• [Apply what you read]:
(a) Answer these questions using the text on the Salem metropolitan statistical area:
(i) Which two counties make up the area?
(ii) Which town is the county seat of Polk County?
(iii) What total population did the 2020 census record for the area?
(b) Transcribe the part of the text on the Salem metropolitan statistical area starting at "The Salem metropolitan" and ending at "the 2000 census.".
(c) Pick up the text on the Salem metropolitan statistical area after its last line and continue it.

• [Text shown]:
───
Metropolitan statistical area in Oregon, US

The Salem metropolitan statistical area, as defined by the United States Census Bureau, is a metropolitan statistical area consisting of two counties in western Oregon, Marion and Polk. The principal city is Salem, the state capital, with an estimated population of 181,779 in 2025.

A July 1, 2025 census estimate placed the population at 445,814, an increase of 2.88% from the 2020 census, an increase of 14.01% from the 2010 census, and an increase of 28.40% from the 2000 census.

==Counties==

| County | Seat | 2025 estimate | 2020 census | Change | Area | Density |
|---|---|---|---|---|---|---|
| Marion | Salem | 355,777 | 345,920 | +2.85% | 1,194 sq mi (3,090 km^{2}) | 298/sq mi (115/km^{2}) |
| Polk | Dallas | 90,037 | 87,433 | +2.98% | 744 sq mi (1,930 km^{2}) | 121/sq mi (47/km^{2}) |
| Total |  | 445,814 | 433,353 | +2.88% | 1,938 sq mi (5,020 km^{2}) | 230/sq mi (89/km^{2}) |

==Communities==
===Incorporated Places===
- Salem (180,406)
───
Page segmentation data
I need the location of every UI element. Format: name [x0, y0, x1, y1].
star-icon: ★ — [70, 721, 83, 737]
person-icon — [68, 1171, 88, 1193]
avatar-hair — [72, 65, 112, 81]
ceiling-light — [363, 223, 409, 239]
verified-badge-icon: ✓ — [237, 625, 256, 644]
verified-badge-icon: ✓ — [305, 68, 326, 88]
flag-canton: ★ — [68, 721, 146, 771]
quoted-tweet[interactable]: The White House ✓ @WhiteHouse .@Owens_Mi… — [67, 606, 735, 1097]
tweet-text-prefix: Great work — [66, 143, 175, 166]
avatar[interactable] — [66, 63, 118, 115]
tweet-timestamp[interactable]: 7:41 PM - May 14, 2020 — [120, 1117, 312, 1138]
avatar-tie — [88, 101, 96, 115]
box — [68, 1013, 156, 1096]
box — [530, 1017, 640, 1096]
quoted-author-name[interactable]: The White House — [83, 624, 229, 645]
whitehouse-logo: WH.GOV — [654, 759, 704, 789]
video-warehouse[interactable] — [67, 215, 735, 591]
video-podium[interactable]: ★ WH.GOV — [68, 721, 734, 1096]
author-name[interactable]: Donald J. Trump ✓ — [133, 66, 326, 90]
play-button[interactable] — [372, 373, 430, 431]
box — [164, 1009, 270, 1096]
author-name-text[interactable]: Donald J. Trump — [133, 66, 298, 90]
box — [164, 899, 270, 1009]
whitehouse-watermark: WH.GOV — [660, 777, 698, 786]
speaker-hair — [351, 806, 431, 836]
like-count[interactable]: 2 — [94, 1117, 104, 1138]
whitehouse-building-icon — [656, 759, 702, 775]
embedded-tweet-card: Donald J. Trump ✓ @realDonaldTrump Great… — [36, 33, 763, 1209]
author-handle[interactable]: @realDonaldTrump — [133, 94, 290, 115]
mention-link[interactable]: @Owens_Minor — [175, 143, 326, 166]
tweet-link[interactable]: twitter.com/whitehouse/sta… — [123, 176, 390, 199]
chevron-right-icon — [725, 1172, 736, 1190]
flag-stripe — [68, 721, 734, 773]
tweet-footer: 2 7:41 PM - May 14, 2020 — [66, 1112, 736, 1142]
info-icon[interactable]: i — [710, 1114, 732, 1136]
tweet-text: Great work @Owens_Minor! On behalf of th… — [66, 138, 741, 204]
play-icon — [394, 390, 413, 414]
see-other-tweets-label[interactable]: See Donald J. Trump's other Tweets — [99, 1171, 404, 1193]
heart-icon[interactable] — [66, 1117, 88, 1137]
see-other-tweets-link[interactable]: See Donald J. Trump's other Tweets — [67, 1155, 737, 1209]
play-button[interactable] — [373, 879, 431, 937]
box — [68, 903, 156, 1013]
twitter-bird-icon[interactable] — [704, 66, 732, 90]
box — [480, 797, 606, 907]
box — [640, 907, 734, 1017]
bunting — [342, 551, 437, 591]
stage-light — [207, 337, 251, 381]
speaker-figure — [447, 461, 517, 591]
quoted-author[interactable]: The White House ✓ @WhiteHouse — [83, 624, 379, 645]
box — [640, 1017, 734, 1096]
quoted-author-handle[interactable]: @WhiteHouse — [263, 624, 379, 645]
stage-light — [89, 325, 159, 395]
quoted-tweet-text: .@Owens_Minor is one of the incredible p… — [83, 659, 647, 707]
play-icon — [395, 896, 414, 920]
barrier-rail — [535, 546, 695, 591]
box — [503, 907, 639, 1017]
───
• [Answers to the exercises]:
(a)
(i) Marion and Polk
(ii) Dallas
(iii) 433,353

(b)
The Salem metropolitan statistical area, as defined by the United States Census Bureau, is a metropolitan statistical area consisting of two counties in western Oregon, Marion and Polk. The principal city is Salem, the state capital, with an estimated population of 181,779 in 2025.

A July 1, 2025 census estimate placed the population at 445,814, an increase of 2.88% from the 2020 census, an increase of 14.01% from the 2010 census, and an increase of 28.40% from the 2000 census.

(c)
- Keizer (39,152)
- Woodburn (30,449)
- Dallas (17,911)
- Monmouth (11,651)
- Independence (10,295)
- Silverton (10,391)
- Stayton (8,521)
- Aumsville (4,216)
- Jefferson (3,296)
- Mount Angel (3,436)
- Hubbard (3,402)
- Sublimity (2,879)
- Gervais (2,571)
- Turner (2,414)
- Mill City (2,128)
- Aurora (1,122)
- Falls City (1,057)
- Donald (1,013)
- Gates (487)
- St. Paul (426)
- Scotts Mills (417)
- Detroit (189)
- Idanha (157)

===Census-designated places===
- Hayesville (21,891)
- Four Corners (16,740)
- Grand Ronde (2,010)
- Brooks (472)
- Labish Village (454)
- Mehama (317)
- Marion (307)
- Butteville (273)
- Fort Hill (154)
- Rickreall (76)
- Eola (60)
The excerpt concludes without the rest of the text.